What is asked: Every line that holds "卸料平台" should be shown.

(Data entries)
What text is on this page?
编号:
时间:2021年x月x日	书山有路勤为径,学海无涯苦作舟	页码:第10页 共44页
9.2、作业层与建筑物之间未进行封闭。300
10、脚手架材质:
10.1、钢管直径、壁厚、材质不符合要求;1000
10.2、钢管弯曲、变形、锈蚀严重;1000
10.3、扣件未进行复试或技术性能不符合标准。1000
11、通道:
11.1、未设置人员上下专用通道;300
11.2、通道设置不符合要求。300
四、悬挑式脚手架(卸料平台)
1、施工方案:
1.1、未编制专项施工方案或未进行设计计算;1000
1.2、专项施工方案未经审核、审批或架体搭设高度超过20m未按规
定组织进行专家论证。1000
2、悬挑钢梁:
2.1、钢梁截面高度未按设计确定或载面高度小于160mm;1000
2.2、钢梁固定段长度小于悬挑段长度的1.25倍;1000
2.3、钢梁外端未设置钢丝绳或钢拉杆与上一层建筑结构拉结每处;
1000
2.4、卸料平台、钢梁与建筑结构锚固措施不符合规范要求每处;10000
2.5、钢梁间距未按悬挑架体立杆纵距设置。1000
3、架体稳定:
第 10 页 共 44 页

Complete answer:
四、悬挑式脚手架(卸料平台)
2.4、卸料平台、钢梁与建筑结构锚固措施不符合规范要求每处;10000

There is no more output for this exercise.